Copy down the data that opens with the line containing "Find all labels, buttons, inputs, and" and closes with the line containing "114, 553, 174]", both of those lines included, and leave out the pictures.

Listing:
········

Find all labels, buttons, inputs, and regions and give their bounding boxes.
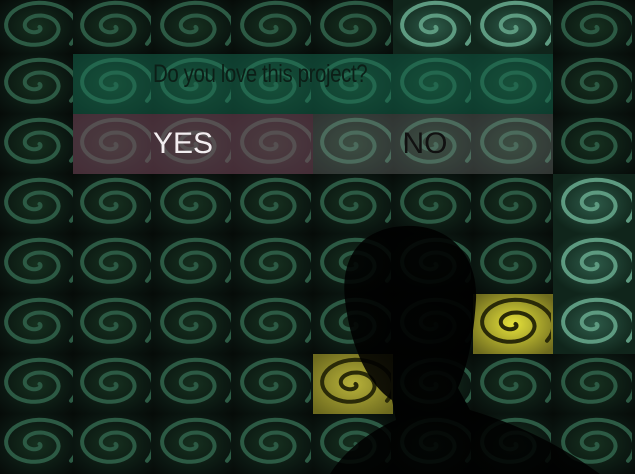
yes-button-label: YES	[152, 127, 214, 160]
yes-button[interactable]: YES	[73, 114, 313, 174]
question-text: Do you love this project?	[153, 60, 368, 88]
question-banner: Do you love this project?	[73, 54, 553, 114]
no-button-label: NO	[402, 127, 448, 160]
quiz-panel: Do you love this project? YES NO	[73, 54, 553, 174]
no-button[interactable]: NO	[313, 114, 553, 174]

········

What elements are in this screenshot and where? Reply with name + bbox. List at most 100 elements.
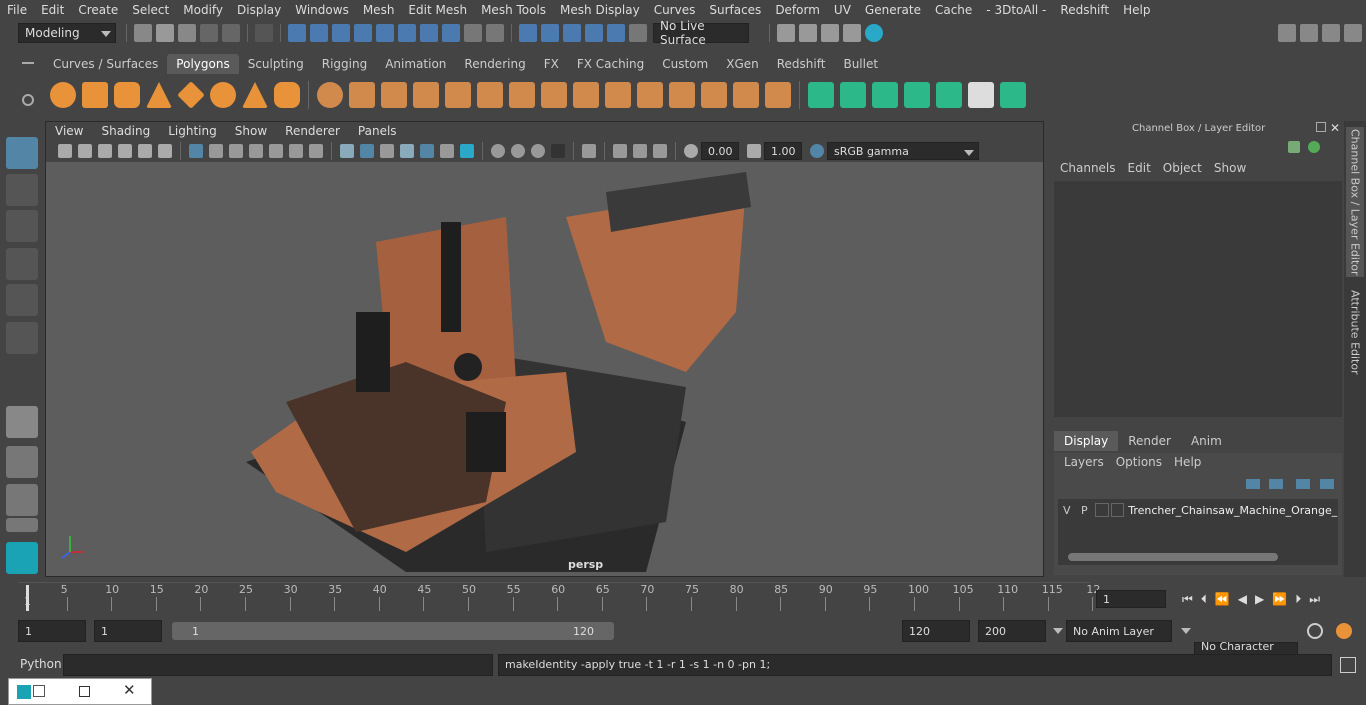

········

Result for this exercise:
Find all labels, buttons, inputs, and regions and give their bounding boxes.
yes-button-label: YES	[152, 127, 214, 160]
yes-button[interactable]: YES	[73, 114, 313, 174]
question-text: Do you love this project?	[153, 60, 368, 88]
question-banner: Do you love this project?	[73, 54, 553, 114]
no-button-label: NO	[402, 127, 448, 160]
quiz-panel: Do you love this project? YES NO	[73, 54, 553, 174]
no-button[interactable]: NO	[313, 114, 553, 174]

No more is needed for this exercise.